### [What to work on]
Go through the listing below and gather every line with the word "date".

⁂

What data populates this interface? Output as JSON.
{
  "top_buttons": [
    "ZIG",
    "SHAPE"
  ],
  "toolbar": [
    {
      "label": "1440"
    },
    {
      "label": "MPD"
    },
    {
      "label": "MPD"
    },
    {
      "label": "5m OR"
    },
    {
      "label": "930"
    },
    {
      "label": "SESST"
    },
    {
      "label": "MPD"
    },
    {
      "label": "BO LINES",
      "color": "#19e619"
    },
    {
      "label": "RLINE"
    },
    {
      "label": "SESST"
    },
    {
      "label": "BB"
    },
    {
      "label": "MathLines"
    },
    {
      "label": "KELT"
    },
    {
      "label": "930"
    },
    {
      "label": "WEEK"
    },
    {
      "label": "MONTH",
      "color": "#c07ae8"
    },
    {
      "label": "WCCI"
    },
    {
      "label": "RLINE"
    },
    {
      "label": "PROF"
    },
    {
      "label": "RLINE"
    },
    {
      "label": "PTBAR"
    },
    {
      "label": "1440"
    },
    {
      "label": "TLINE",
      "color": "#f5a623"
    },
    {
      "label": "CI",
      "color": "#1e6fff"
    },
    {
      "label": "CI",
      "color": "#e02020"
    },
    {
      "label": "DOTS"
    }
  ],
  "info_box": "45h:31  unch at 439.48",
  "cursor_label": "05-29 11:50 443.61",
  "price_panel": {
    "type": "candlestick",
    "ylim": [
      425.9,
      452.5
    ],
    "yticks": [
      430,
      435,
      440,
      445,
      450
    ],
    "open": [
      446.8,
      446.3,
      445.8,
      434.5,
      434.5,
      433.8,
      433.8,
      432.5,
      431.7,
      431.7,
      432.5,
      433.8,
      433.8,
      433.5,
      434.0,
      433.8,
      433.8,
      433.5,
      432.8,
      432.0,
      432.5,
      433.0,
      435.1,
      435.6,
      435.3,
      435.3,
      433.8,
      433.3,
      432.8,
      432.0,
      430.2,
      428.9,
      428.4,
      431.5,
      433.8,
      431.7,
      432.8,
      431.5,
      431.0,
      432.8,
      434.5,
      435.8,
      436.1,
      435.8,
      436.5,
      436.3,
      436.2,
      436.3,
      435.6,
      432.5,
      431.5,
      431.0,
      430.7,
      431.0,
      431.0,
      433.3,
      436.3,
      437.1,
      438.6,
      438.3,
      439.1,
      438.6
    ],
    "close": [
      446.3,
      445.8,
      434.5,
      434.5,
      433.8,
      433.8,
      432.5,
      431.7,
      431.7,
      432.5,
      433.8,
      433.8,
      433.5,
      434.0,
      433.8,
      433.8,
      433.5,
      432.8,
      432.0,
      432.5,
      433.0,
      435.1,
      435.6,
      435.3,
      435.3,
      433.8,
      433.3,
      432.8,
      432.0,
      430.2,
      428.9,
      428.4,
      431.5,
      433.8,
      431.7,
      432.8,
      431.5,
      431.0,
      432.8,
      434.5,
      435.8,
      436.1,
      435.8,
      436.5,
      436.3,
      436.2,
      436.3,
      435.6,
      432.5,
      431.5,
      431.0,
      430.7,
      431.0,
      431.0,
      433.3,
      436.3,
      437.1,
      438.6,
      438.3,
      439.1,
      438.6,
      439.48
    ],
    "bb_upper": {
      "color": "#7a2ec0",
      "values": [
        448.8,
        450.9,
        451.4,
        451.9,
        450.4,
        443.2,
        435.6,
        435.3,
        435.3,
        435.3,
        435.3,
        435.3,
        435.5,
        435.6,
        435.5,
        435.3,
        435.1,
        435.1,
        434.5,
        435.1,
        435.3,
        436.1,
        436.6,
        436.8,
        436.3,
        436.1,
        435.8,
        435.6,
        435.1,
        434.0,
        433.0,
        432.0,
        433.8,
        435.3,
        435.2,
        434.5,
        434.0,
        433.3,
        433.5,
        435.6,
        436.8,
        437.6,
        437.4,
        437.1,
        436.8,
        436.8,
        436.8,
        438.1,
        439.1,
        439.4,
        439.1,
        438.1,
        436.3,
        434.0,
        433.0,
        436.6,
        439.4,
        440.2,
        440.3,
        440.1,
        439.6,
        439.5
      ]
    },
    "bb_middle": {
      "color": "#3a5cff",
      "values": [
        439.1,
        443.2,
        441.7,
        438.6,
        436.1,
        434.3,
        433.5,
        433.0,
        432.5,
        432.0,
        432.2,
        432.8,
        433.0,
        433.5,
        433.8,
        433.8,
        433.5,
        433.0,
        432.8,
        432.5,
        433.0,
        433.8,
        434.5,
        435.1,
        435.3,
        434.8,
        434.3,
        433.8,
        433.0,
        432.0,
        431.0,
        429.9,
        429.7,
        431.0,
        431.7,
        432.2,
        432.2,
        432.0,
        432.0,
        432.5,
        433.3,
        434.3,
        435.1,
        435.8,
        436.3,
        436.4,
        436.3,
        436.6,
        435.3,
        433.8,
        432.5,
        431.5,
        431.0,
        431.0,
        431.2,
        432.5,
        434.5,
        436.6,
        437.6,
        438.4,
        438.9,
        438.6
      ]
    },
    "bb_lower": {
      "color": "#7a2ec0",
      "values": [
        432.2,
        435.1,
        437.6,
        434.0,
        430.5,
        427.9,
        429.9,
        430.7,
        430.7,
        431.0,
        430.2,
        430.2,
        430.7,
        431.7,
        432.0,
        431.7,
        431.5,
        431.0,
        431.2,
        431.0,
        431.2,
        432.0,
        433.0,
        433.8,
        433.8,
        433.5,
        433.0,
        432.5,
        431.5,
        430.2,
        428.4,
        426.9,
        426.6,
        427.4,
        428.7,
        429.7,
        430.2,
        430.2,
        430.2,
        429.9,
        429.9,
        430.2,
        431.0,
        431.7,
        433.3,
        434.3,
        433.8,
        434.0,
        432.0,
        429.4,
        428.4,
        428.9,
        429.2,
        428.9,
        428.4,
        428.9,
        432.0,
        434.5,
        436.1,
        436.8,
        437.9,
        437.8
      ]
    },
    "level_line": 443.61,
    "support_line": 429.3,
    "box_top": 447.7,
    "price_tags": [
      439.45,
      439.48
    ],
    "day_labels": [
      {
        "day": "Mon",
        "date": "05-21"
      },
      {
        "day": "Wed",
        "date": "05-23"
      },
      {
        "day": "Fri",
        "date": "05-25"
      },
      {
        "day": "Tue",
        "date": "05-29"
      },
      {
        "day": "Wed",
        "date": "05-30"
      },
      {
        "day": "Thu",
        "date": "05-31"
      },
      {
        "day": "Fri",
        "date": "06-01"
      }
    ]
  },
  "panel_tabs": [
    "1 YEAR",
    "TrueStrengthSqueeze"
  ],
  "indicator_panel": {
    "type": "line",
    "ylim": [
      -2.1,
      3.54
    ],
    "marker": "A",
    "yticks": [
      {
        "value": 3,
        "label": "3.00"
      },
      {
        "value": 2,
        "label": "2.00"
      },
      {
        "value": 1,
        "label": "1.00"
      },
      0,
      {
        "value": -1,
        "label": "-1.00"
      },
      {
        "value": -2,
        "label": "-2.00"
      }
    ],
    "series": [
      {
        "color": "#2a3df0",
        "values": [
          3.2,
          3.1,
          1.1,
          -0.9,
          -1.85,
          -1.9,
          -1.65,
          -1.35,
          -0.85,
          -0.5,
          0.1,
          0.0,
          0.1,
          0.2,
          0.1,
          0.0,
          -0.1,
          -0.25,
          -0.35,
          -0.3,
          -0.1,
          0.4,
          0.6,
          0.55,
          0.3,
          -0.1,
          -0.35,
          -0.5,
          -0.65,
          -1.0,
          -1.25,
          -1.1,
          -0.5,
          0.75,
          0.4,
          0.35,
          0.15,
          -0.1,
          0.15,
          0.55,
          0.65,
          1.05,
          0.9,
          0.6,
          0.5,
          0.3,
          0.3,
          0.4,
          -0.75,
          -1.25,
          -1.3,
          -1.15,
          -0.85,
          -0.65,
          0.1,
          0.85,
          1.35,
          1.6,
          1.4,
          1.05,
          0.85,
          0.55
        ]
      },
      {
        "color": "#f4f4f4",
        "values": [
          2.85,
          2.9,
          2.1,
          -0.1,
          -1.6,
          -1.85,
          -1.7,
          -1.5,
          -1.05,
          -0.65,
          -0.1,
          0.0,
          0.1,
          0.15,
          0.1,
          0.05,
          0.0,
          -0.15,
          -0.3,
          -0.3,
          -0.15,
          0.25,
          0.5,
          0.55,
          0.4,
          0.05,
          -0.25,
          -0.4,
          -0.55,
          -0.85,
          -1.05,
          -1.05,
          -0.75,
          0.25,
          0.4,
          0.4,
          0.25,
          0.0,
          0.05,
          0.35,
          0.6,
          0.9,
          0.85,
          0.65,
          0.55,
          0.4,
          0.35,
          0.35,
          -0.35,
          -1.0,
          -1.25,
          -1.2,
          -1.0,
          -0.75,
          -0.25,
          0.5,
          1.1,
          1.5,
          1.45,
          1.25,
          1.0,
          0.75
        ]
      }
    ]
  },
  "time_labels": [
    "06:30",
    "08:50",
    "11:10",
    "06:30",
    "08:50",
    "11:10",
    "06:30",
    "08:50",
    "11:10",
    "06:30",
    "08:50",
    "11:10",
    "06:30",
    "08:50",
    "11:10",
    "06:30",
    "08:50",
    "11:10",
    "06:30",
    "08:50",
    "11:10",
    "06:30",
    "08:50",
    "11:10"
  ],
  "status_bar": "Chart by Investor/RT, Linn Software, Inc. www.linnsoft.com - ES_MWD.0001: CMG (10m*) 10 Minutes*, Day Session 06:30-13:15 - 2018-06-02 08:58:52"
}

⁂

### [Answer for the task]
        "date": "05-21"
        "date": "05-23"
        "date": "05-25"
        "date": "05-29"
        "date": "05-30"
        "date": "05-31"
        "date": "06-01"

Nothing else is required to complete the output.